SET EXERCISE.
All lines below must be repeated exactly, with the pictures omitted.

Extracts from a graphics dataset
[start]

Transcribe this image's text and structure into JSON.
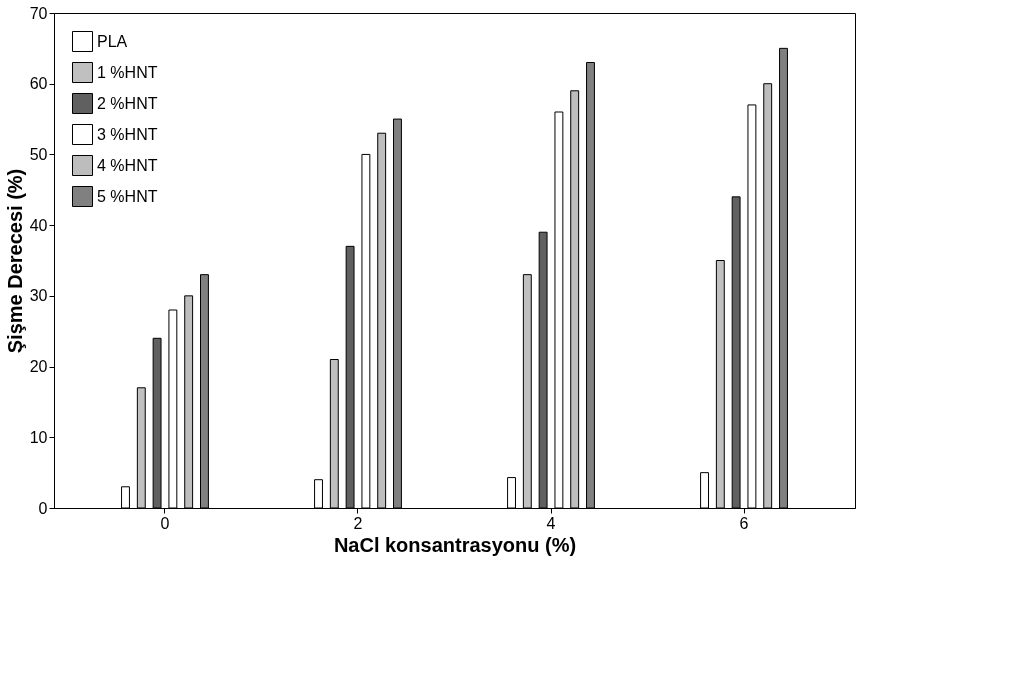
{
  "chart_data": {
    "type": "bar",
    "xlabel": "NaCl konsantrasyonu (%)",
    "ylabel": "Şişme Derecesi (%)",
    "categories": [
      "0",
      "2",
      "4",
      "6"
    ],
    "series": [
      {
        "name": "PLA",
        "color": "#ffffff",
        "values": [
          3,
          4,
          4.3,
          5
        ]
      },
      {
        "name": "1 %HNT",
        "color": "#c0c0c0",
        "values": [
          17,
          21,
          33,
          35
        ]
      },
      {
        "name": "2 %HNT",
        "color": "#606060",
        "values": [
          24,
          37,
          39,
          44
        ]
      },
      {
        "name": "3 %HNT",
        "color": "#ffffff",
        "values": [
          28,
          50,
          56,
          57
        ]
      },
      {
        "name": "4 %HNT",
        "color": "#bdbdbd",
        "values": [
          30,
          53,
          59,
          60
        ]
      },
      {
        "name": "5 %HNT",
        "color": "#808080",
        "values": [
          33,
          55,
          63,
          65
        ]
      }
    ],
    "ylim": [
      0,
      70
    ],
    "yticks": [
      0,
      10,
      20,
      30,
      40,
      50,
      60,
      70
    ],
    "grid": false,
    "legend": "top left"
  }
}
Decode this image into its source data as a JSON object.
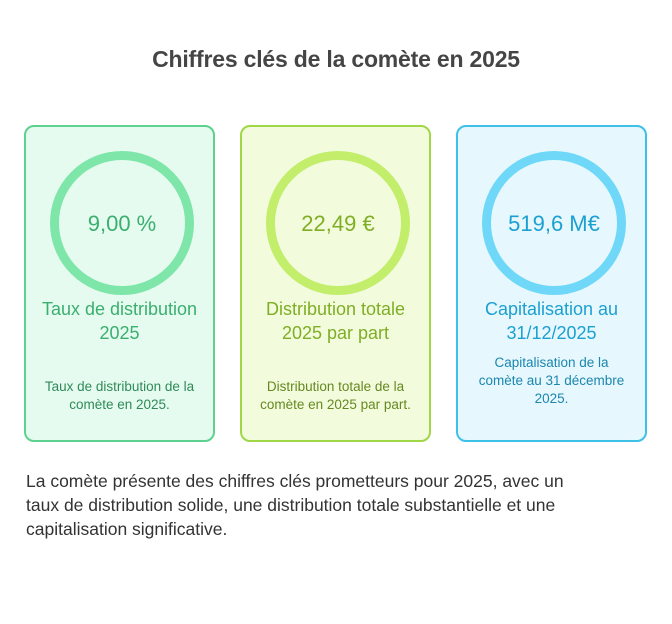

[end]

EXPECTED ANSWER.
Transcribe this image's text and structure into JSON.
{
  "chart_data": {
    "type": "bar",
    "xlabel": "NaCl konsantrasyonu (%)",
    "ylabel": "Şişme Derecesi (%)",
    "categories": [
      "0",
      "2",
      "4",
      "6"
    ],
    "series": [
      {
        "name": "PLA",
        "color": "#ffffff",
        "values": [
          3,
          4,
          4.3,
          5
        ]
      },
      {
        "name": "1 %HNT",
        "color": "#c0c0c0",
        "values": [
          17,
          21,
          33,
          35
        ]
      },
      {
        "name": "2 %HNT",
        "color": "#606060",
        "values": [
          24,
          37,
          39,
          44
        ]
      },
      {
        "name": "3 %HNT",
        "color": "#ffffff",
        "values": [
          28,
          50,
          56,
          57
        ]
      },
      {
        "name": "4 %HNT",
        "color": "#bdbdbd",
        "values": [
          30,
          53,
          59,
          60
        ]
      },
      {
        "name": "5 %HNT",
        "color": "#808080",
        "values": [
          33,
          55,
          63,
          65
        ]
      }
    ],
    "ylim": [
      0,
      70
    ],
    "yticks": [
      0,
      10,
      20,
      30,
      40,
      50,
      60,
      70
    ],
    "grid": false,
    "legend": "top left"
  }
}
Decode this image into its source data as a JSON object.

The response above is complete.